**Exercise description:** Quote every line as written. Omit pictures.
--------------------------------
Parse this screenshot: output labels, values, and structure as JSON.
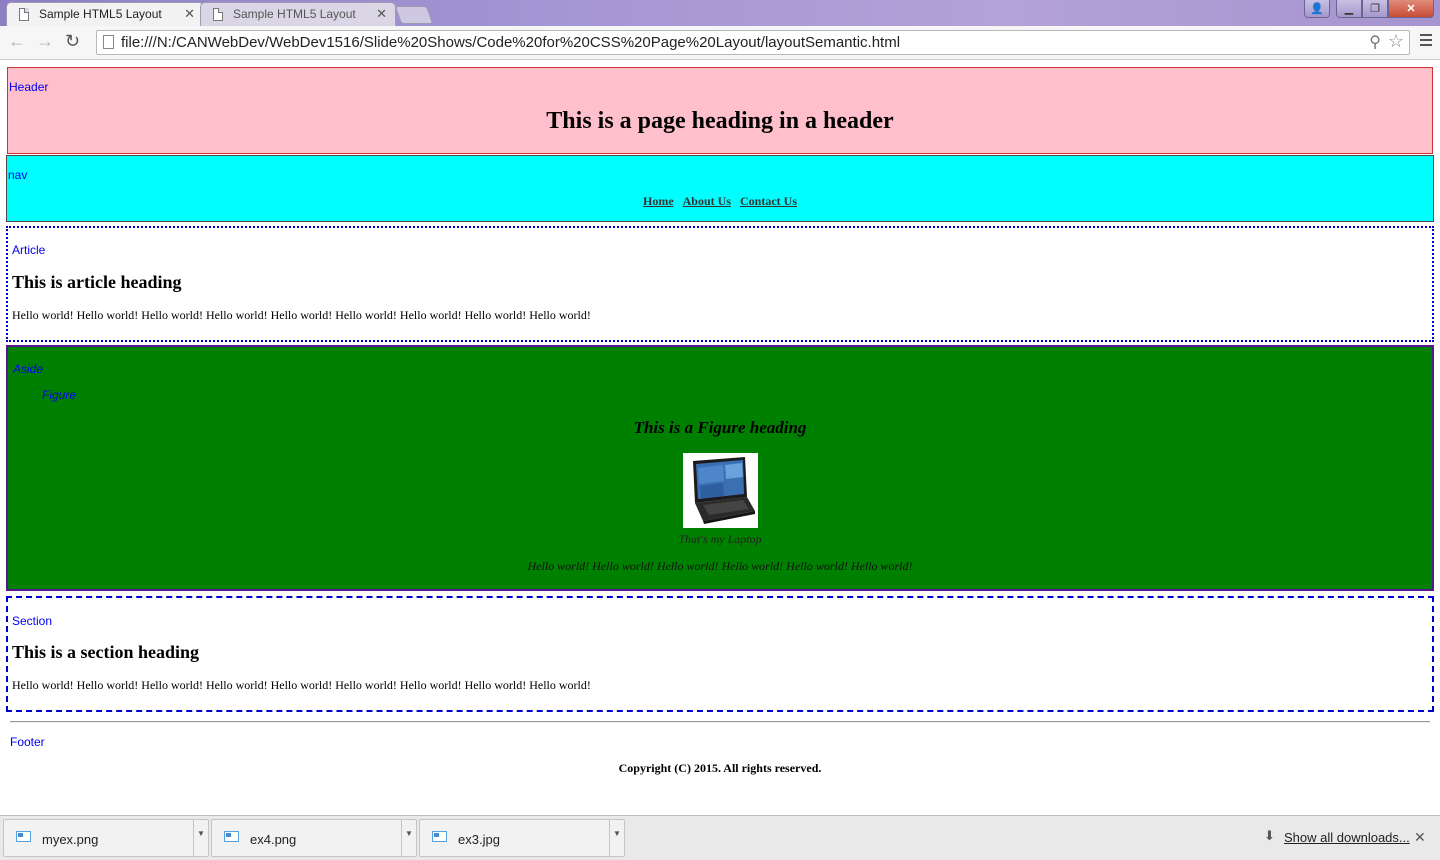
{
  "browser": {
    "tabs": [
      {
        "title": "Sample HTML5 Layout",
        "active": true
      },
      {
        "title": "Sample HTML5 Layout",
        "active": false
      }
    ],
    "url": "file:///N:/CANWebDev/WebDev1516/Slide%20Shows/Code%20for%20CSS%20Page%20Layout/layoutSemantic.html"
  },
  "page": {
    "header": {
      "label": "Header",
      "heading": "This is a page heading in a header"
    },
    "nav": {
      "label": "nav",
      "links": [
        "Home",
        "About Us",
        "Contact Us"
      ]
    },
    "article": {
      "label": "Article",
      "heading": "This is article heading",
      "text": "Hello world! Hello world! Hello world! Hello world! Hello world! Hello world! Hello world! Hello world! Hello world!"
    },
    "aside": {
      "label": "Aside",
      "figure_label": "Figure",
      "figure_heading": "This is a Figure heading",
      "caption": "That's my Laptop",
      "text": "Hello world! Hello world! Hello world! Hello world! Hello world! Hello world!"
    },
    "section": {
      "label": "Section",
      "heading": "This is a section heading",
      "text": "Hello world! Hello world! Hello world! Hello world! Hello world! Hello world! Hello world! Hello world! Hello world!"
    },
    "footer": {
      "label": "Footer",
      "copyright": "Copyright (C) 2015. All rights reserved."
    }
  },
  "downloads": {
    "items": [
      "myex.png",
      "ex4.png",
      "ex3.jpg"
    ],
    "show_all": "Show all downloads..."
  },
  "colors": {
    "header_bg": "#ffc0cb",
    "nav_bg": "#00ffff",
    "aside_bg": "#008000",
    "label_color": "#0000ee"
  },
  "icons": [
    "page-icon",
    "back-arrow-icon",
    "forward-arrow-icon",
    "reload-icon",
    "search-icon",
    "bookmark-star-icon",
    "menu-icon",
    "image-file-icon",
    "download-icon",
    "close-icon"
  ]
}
--------------------------------
**Full answer:**
Parse this screenshot: output labels, values, and structure as JSON.
{
  "browser": {
    "tabs": [
      {
        "title": "Sample HTML5 Layout",
        "active": true
      },
      {
        "title": "Sample HTML5 Layout",
        "active": false
      }
    ],
    "url": "file:///N:/CANWebDev/WebDev1516/Slide%20Shows/Code%20for%20CSS%20Page%20Layout/layoutSemantic.html"
  },
  "page": {
    "header": {
      "label": "Header",
      "heading": "This is a page heading in a header"
    },
    "nav": {
      "label": "nav",
      "links": [
        "Home",
        "About Us",
        "Contact Us"
      ]
    },
    "article": {
      "label": "Article",
      "heading": "This is article heading",
      "text": "Hello world! Hello world! Hello world! Hello world! Hello world! Hello world! Hello world! Hello world! Hello world!"
    },
    "aside": {
      "label": "Aside",
      "figure_label": "Figure",
      "figure_heading": "This is a Figure heading",
      "caption": "That's my Laptop",
      "text": "Hello world! Hello world! Hello world! Hello world! Hello world! Hello world!"
    },
    "section": {
      "label": "Section",
      "heading": "This is a section heading",
      "text": "Hello world! Hello world! Hello world! Hello world! Hello world! Hello world! Hello world! Hello world! Hello world!"
    },
    "footer": {
      "label": "Footer",
      "copyright": "Copyright (C) 2015. All rights reserved."
    }
  },
  "downloads": {
    "items": [
      "myex.png",
      "ex4.png",
      "ex3.jpg"
    ],
    "show_all": "Show all downloads..."
  },
  "colors": {
    "header_bg": "#ffc0cb",
    "nav_bg": "#00ffff",
    "aside_bg": "#008000",
    "label_color": "#0000ee"
  },
  "icons": [
    "page-icon",
    "back-arrow-icon",
    "forward-arrow-icon",
    "reload-icon",
    "search-icon",
    "bookmark-star-icon",
    "menu-icon",
    "image-file-icon",
    "download-icon",
    "close-icon"
  ]
}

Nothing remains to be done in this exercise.